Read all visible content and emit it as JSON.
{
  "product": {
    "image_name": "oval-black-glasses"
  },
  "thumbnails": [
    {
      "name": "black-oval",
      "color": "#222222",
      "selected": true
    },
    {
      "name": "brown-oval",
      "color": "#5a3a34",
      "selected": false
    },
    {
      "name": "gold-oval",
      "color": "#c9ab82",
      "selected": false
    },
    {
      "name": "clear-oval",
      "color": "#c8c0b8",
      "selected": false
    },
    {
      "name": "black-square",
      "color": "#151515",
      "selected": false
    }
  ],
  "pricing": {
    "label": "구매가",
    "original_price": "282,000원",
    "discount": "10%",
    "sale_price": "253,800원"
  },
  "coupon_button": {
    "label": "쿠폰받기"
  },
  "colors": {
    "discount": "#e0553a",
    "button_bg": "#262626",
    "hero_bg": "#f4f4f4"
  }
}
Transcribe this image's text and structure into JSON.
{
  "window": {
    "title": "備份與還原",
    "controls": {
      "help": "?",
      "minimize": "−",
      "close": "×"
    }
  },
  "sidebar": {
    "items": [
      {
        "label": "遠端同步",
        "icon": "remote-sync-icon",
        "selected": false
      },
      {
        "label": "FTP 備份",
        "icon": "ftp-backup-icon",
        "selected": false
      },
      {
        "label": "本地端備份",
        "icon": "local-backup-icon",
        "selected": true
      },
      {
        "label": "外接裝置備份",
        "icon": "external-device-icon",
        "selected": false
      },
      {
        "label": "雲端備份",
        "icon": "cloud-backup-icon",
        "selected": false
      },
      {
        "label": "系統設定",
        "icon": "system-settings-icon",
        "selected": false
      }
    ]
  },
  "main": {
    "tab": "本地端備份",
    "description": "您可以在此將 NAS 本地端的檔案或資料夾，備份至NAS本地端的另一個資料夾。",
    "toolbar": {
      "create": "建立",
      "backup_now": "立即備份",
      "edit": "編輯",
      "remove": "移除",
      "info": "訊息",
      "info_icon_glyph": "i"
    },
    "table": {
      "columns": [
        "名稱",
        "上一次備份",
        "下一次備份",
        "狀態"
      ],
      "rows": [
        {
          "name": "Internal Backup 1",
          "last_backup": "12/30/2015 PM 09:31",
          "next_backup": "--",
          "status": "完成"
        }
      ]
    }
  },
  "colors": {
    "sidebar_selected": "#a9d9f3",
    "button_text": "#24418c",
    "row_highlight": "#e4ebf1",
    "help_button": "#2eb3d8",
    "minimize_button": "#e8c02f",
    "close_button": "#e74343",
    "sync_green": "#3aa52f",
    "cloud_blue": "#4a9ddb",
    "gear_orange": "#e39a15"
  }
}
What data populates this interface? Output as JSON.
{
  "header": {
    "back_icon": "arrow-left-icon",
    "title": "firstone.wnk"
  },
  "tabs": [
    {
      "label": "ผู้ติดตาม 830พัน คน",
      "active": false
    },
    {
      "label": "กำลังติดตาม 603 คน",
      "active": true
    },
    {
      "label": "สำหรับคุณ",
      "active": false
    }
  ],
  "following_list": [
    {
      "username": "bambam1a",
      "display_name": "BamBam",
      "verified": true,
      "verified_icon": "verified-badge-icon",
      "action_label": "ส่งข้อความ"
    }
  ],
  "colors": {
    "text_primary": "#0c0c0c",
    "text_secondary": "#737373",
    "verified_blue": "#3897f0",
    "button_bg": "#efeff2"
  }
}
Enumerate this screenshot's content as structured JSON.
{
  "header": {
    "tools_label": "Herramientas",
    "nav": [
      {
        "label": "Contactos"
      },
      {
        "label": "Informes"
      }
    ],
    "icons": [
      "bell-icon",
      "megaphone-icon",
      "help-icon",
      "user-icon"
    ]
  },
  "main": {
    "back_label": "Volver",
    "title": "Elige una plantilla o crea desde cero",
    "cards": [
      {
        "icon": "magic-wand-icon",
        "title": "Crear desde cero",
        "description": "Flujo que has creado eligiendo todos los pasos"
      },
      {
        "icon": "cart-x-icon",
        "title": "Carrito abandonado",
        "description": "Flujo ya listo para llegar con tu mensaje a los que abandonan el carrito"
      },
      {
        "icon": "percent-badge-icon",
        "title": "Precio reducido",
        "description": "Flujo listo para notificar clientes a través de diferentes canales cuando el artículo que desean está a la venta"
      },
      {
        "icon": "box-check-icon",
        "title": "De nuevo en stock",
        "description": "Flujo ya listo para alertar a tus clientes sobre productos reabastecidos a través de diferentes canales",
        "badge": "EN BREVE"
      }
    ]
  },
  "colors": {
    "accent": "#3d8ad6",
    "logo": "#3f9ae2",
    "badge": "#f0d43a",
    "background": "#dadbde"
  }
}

####

__Exercise details__.
Every record above must be duplicated exactly.

__Output of the exercise__.
Read all visible content and emit it as JSON.
{
  "product": {
    "image_name": "oval-black-glasses"
  },
  "thumbnails": [
    {
      "name": "black-oval",
      "color": "#222222",
      "selected": true
    },
    {
      "name": "brown-oval",
      "color": "#5a3a34",
      "selected": false
    },
    {
      "name": "gold-oval",
      "color": "#c9ab82",
      "selected": false
    },
    {
      "name": "clear-oval",
      "color": "#c8c0b8",
      "selected": false
    },
    {
      "name": "black-square",
      "color": "#151515",
      "selected": false
    }
  ],
  "pricing": {
    "label": "구매가",
    "original_price": "282,000원",
    "discount": "10%",
    "sale_price": "253,800원"
  },
  "coupon_button": {
    "label": "쿠폰받기"
  },
  "colors": {
    "discount": "#e0553a",
    "button_bg": "#262626",
    "hero_bg": "#f4f4f4"
  }
}
Transcribe this image's text and structure into JSON.
{
  "window": {
    "title": "備份與還原",
    "controls": {
      "help": "?",
      "minimize": "−",
      "close": "×"
    }
  },
  "sidebar": {
    "items": [
      {
        "label": "遠端同步",
        "icon": "remote-sync-icon",
        "selected": false
      },
      {
        "label": "FTP 備份",
        "icon": "ftp-backup-icon",
        "selected": false
      },
      {
        "label": "本地端備份",
        "icon": "local-backup-icon",
        "selected": true
      },
      {
        "label": "外接裝置備份",
        "icon": "external-device-icon",
        "selected": false
      },
      {
        "label": "雲端備份",
        "icon": "cloud-backup-icon",
        "selected": false
      },
      {
        "label": "系統設定",
        "icon": "system-settings-icon",
        "selected": false
      }
    ]
  },
  "main": {
    "tab": "本地端備份",
    "description": "您可以在此將 NAS 本地端的檔案或資料夾，備份至NAS本地端的另一個資料夾。",
    "toolbar": {
      "create": "建立",
      "backup_now": "立即備份",
      "edit": "編輯",
      "remove": "移除",
      "info": "訊息",
      "info_icon_glyph": "i"
    },
    "table": {
      "columns": [
        "名稱",
        "上一次備份",
        "下一次備份",
        "狀態"
      ],
      "rows": [
        {
          "name": "Internal Backup 1",
          "last_backup": "12/30/2015 PM 09:31",
          "next_backup": "--",
          "status": "完成"
        }
      ]
    }
  },
  "colors": {
    "sidebar_selected": "#a9d9f3",
    "button_text": "#24418c",
    "row_highlight": "#e4ebf1",
    "help_button": "#2eb3d8",
    "minimize_button": "#e8c02f",
    "close_button": "#e74343",
    "sync_green": "#3aa52f",
    "cloud_blue": "#4a9ddb",
    "gear_orange": "#e39a15"
  }
}
What data populates this interface? Output as JSON.
{
  "header": {
    "back_icon": "arrow-left-icon",
    "title": "firstone.wnk"
  },
  "tabs": [
    {
      "label": "ผู้ติดตาม 830พัน คน",
      "active": false
    },
    {
      "label": "กำลังติดตาม 603 คน",
      "active": true
    },
    {
      "label": "สำหรับคุณ",
      "active": false
    }
  ],
  "following_list": [
    {
      "username": "bambam1a",
      "display_name": "BamBam",
      "verified": true,
      "verified_icon": "verified-badge-icon",
      "action_label": "ส่งข้อความ"
    }
  ],
  "colors": {
    "text_primary": "#0c0c0c",
    "text_secondary": "#737373",
    "verified_blue": "#3897f0",
    "button_bg": "#efeff2"
  }
}
Enumerate this screenshot's content as structured JSON.
{
  "header": {
    "tools_label": "Herramientas",
    "nav": [
      {
        "label": "Contactos"
      },
      {
        "label": "Informes"
      }
    ],
    "icons": [
      "bell-icon",
      "megaphone-icon",
      "help-icon",
      "user-icon"
    ]
  },
  "main": {
    "back_label": "Volver",
    "title": "Elige una plantilla o crea desde cero",
    "cards": [
      {
        "icon": "magic-wand-icon",
        "title": "Crear desde cero",
        "description": "Flujo que has creado eligiendo todos los pasos"
      },
      {
        "icon": "cart-x-icon",
        "title": "Carrito abandonado",
        "description": "Flujo ya listo para llegar con tu mensaje a los que abandonan el carrito"
      },
      {
        "icon": "percent-badge-icon",
        "title": "Precio reducido",
        "description": "Flujo listo para notificar clientes a través de diferentes canales cuando el artículo que desean está a la venta"
      },
      {
        "icon": "box-check-icon",
        "title": "De nuevo en stock",
        "description": "Flujo ya listo para alertar a tus clientes sobre productos reabastecidos a través de diferentes canales",
        "badge": "EN BREVE"
      }
    ]
  },
  "colors": {
    "accent": "#3d8ad6",
    "logo": "#3f9ae2",
    "badge": "#f0d43a",
    "background": "#dadbde"
  }
}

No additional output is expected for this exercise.